PROVIDED ENTRIES:

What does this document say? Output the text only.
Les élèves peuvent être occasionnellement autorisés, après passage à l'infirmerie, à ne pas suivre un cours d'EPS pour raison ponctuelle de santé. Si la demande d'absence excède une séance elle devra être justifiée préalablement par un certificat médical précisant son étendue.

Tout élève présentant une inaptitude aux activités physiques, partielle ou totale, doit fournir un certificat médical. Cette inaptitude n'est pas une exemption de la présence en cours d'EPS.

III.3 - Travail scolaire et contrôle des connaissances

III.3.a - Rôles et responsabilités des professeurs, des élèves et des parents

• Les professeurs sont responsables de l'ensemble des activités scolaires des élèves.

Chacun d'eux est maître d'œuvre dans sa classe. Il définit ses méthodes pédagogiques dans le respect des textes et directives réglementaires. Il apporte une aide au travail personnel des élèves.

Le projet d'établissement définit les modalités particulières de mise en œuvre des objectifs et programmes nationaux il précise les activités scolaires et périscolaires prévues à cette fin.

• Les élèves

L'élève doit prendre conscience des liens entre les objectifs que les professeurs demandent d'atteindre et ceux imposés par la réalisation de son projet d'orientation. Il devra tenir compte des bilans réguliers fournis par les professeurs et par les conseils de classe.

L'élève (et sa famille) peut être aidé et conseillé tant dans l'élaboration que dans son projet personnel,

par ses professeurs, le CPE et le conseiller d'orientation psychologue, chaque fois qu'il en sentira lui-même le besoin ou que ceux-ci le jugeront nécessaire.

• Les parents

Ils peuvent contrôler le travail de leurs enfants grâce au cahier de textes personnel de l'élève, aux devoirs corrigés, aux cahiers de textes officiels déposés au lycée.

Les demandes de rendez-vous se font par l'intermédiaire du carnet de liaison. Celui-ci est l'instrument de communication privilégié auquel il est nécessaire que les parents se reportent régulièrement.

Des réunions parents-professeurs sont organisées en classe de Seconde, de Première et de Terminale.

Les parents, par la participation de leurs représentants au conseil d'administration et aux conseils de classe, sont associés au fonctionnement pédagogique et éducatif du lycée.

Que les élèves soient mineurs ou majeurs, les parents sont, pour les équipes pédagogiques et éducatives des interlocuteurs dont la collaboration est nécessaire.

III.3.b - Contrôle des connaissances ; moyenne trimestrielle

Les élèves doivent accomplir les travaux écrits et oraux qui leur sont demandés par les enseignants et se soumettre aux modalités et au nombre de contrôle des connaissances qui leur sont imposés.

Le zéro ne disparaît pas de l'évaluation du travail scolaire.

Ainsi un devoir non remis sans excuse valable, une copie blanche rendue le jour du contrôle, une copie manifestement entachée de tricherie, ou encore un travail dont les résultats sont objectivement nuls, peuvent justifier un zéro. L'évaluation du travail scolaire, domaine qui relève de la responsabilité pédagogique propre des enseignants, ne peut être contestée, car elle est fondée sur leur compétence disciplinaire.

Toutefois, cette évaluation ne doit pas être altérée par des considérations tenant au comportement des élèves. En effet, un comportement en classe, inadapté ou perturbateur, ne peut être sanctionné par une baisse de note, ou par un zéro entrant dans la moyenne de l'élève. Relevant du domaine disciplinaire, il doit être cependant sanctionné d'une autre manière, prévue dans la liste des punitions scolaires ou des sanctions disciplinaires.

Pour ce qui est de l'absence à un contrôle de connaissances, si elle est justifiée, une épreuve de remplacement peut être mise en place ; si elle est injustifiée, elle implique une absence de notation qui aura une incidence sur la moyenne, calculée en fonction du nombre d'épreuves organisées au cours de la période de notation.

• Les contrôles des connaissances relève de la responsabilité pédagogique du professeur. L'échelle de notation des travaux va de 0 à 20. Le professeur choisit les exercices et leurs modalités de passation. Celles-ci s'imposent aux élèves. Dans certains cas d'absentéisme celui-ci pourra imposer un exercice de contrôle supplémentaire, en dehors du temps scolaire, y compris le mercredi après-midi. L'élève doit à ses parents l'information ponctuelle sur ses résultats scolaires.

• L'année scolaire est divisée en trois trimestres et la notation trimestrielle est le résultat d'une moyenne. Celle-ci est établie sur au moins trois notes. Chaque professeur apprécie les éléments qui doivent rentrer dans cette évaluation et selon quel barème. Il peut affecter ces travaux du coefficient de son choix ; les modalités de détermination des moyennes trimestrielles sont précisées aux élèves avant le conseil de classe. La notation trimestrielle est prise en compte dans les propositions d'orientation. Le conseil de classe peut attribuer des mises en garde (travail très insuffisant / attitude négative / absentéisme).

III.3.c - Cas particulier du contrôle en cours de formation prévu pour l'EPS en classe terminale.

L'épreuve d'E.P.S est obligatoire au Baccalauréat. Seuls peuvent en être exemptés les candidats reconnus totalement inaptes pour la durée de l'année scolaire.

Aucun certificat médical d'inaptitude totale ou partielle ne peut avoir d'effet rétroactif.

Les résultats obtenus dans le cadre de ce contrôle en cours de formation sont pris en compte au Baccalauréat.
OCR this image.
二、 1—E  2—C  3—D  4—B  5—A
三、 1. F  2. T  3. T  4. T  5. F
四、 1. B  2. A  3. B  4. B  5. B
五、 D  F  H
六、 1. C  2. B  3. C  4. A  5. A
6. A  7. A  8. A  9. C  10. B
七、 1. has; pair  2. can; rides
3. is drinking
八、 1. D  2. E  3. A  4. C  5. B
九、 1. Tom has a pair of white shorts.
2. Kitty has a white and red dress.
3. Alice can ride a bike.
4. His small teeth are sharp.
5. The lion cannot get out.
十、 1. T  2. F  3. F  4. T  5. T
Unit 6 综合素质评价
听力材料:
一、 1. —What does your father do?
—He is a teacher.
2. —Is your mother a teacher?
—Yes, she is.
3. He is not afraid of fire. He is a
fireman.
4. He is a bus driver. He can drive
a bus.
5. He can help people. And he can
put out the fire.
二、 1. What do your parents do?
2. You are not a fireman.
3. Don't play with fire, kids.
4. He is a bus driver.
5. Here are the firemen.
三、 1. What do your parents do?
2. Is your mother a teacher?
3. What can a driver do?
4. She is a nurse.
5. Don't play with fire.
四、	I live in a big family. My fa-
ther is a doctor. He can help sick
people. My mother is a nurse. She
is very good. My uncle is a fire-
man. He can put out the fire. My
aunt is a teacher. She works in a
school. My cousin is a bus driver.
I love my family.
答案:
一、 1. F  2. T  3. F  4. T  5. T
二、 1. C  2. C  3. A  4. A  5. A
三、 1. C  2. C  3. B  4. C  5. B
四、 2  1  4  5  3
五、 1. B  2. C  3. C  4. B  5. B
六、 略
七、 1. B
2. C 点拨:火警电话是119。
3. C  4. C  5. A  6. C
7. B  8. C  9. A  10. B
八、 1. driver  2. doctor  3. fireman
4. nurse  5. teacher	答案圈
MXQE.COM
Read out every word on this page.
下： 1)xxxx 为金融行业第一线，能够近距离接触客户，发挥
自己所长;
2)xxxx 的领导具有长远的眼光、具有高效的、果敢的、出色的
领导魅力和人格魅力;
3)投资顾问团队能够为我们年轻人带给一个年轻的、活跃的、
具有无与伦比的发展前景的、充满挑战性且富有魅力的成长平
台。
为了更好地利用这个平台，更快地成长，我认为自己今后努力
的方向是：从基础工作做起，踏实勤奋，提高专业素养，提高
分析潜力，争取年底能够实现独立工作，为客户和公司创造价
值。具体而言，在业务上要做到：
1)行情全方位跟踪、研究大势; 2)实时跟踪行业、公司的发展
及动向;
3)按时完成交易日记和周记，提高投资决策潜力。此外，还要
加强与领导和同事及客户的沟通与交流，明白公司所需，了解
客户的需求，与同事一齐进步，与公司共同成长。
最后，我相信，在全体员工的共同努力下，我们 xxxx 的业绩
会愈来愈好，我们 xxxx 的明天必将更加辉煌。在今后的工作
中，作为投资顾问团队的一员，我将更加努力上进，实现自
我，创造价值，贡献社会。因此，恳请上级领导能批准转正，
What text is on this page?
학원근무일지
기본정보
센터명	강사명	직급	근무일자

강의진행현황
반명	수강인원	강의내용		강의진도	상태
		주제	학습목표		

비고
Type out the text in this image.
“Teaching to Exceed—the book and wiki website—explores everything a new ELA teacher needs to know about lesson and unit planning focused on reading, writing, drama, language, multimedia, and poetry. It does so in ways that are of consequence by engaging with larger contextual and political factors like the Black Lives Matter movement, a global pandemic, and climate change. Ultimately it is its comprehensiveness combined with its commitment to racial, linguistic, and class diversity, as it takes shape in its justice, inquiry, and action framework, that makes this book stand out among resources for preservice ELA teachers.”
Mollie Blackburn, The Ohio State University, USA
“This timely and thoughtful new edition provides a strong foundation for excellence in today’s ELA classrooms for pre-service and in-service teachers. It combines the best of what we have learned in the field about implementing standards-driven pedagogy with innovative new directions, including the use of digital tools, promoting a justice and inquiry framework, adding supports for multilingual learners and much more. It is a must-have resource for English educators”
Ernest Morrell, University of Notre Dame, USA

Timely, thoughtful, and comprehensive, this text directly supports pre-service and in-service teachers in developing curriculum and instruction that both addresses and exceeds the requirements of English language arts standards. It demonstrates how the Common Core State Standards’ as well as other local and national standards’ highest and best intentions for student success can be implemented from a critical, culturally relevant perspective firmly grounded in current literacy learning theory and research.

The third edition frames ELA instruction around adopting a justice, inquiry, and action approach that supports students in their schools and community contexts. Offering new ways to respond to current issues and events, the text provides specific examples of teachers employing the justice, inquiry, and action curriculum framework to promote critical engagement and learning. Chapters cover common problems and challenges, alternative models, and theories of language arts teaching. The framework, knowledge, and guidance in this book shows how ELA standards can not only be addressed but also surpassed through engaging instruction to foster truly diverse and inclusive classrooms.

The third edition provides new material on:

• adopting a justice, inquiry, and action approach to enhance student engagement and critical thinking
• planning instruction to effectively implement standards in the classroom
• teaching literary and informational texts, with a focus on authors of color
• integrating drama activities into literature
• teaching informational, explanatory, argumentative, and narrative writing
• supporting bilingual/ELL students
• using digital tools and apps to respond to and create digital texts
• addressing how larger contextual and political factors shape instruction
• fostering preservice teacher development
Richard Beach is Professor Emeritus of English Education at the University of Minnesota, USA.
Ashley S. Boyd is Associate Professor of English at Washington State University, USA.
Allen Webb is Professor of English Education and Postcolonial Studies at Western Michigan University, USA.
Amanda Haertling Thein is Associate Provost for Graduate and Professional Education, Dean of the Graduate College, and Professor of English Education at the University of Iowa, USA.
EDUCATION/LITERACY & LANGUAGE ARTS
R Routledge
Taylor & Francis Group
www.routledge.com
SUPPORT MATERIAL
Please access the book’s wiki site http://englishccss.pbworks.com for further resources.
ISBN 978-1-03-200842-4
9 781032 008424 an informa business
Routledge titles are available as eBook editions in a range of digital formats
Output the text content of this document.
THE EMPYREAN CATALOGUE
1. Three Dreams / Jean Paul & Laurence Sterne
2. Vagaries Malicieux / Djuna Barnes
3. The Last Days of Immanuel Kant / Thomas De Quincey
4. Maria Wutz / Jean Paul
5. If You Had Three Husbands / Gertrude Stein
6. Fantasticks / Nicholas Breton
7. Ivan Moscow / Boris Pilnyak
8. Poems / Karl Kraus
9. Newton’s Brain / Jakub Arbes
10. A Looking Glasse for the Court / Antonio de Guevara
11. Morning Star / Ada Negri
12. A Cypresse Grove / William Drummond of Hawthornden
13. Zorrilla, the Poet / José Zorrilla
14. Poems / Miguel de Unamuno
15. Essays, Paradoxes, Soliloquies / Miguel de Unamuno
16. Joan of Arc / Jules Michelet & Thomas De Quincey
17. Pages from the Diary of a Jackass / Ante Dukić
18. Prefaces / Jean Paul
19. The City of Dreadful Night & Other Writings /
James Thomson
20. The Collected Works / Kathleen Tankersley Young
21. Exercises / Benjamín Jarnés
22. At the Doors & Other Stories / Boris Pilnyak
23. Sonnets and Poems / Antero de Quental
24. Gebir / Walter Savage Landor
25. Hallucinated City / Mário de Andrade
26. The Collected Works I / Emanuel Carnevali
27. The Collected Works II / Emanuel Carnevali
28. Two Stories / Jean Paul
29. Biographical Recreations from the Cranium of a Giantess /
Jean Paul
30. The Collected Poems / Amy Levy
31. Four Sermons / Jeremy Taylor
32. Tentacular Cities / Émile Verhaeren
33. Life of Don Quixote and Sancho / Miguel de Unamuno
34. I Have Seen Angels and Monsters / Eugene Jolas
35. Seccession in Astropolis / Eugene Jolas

DIRECTIONS: Print only the lines from the one with "Output the text content of this document." to the end of the records, both included.

SOLUTION FOR THIS EXERCISE:
Output the text content of this document.
THE EMPYREAN CATALOGUE
1. Three Dreams / Jean Paul & Laurence Sterne
2. Vagaries Malicieux / Djuna Barnes
3. The Last Days of Immanuel Kant / Thomas De Quincey
4. Maria Wutz / Jean Paul
5. If You Had Three Husbands / Gertrude Stein
6. Fantasticks / Nicholas Breton
7. Ivan Moscow / Boris Pilnyak
8. Poems / Karl Kraus
9. Newton’s Brain / Jakub Arbes
10. A Looking Glasse for the Court / Antonio de Guevara
11. Morning Star / Ada Negri
12. A Cypresse Grove / William Drummond of Hawthornden
13. Zorrilla, the Poet / José Zorrilla
14. Poems / Miguel de Unamuno
15. Essays, Paradoxes, Soliloquies / Miguel de Unamuno
16. Joan of Arc / Jules Michelet & Thomas De Quincey
17. Pages from the Diary of a Jackass / Ante Dukić
18. Prefaces / Jean Paul
19. The City of Dreadful Night & Other Writings /
James Thomson
20. The Collected Works / Kathleen Tankersley Young
21. Exercises / Benjamín Jarnés
22. At the Doors & Other Stories / Boris Pilnyak
23. Sonnets and Poems / Antero de Quental
24. Gebir / Walter Savage Landor
25. Hallucinated City / Mário de Andrade
26. The Collected Works I / Emanuel Carnevali
27. The Collected Works II / Emanuel Carnevali
28. Two Stories / Jean Paul
29. Biographical Recreations from the Cranium of a Giantess /
Jean Paul
30. The Collected Poems / Amy Levy
31. Four Sermons / Jeremy Taylor
32. Tentacular Cities / Émile Verhaeren
33. Life of Don Quixote and Sancho / Miguel de Unamuno
34. I Have Seen Angels and Monsters / Eugene Jolas
35. Seccession in Astropolis / Eugene Jolas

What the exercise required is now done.